Task brief ▸ All lines holding the string "Vernon" are to be shown.

Given data ▸
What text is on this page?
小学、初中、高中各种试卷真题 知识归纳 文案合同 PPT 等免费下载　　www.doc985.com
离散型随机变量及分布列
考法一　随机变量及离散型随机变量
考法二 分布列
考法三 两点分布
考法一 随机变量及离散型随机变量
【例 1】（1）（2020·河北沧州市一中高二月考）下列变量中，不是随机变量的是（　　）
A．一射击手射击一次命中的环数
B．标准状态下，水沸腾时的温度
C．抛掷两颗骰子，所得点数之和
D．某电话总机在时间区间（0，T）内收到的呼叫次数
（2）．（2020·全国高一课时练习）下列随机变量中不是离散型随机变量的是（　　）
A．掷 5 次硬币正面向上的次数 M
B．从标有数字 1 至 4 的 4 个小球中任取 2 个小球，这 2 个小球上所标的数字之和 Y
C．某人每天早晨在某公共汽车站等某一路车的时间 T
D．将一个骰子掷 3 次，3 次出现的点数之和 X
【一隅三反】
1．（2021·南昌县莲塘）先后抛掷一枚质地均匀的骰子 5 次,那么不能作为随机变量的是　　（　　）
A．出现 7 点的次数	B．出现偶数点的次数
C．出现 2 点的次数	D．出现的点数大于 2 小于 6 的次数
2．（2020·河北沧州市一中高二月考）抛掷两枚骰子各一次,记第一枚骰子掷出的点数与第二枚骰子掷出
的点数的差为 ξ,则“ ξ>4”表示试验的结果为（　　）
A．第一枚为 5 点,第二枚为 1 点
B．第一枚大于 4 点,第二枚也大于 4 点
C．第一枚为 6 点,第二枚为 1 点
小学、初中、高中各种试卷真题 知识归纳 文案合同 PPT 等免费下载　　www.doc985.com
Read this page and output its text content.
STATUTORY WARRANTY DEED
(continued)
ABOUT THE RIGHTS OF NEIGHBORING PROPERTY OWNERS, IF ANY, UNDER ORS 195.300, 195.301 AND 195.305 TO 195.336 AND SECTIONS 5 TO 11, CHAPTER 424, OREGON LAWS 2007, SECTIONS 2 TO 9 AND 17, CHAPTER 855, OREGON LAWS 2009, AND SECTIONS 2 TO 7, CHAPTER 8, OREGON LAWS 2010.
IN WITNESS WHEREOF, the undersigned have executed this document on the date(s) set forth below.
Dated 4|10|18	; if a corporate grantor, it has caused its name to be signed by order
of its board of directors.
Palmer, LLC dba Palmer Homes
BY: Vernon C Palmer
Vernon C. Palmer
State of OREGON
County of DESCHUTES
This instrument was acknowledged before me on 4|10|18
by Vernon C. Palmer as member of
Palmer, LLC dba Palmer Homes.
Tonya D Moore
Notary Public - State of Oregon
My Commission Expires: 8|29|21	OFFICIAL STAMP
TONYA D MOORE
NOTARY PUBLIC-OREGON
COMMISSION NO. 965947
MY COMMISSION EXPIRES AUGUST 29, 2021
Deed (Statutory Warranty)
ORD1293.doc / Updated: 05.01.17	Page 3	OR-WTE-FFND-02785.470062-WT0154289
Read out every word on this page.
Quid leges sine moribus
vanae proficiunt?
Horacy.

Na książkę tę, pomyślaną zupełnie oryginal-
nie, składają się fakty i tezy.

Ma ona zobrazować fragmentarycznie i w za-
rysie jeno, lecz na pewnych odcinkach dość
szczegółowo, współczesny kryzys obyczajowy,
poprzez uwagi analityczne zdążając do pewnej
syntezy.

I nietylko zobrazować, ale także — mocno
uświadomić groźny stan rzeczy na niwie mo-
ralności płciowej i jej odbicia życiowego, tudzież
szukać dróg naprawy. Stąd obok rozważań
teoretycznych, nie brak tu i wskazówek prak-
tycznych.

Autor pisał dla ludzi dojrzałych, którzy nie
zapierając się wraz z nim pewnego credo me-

Exercise response ▸
BY: Vernon C Palmer
Vernon C. Palmer
by Vernon C. Palmer as member of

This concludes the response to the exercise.